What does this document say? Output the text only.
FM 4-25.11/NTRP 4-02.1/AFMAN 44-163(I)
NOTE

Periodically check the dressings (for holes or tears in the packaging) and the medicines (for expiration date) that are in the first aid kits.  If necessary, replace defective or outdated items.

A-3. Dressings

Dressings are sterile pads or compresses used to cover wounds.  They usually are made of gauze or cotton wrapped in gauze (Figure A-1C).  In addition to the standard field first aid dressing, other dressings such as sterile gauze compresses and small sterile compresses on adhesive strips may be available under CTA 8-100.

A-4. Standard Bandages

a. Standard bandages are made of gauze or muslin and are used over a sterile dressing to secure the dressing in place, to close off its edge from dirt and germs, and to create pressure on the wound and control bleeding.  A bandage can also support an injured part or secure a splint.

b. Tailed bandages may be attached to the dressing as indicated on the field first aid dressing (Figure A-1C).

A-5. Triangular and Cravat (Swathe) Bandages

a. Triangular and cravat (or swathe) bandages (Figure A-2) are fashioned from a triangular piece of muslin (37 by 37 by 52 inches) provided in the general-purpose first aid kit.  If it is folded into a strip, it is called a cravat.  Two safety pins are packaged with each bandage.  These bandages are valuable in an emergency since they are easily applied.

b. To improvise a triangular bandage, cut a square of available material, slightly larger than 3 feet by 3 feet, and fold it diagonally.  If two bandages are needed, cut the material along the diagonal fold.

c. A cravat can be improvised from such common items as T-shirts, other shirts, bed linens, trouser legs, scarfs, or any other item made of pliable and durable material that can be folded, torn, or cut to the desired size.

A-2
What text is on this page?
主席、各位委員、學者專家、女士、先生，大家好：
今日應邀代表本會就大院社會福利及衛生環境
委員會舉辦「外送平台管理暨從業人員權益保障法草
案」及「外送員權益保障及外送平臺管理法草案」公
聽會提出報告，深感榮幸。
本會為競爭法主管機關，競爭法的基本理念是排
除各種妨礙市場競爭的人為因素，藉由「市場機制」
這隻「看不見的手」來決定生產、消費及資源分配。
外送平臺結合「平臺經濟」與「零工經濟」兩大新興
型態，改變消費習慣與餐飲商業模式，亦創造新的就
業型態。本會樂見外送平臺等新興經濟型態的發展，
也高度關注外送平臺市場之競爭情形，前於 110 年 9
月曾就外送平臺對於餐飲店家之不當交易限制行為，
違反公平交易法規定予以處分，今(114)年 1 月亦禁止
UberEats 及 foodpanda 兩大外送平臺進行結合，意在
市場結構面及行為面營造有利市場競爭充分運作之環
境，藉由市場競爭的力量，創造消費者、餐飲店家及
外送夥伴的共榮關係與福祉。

######

** What is needed **
From the data, list each line in which the string "that" appears.

** The completed task **
Periodically check the dressings (for holes or tears in the packaging) and the medicines (for expiration date) that are in the first aid kits.  If necessary, replace defective or outdated items.
c. A cravat can be improvised from such common items as T-shirts, other shirts, bed linens, trouser legs, scarfs, or any other item made of pliable and durable material that can be folded, torn, or cut to the desired size.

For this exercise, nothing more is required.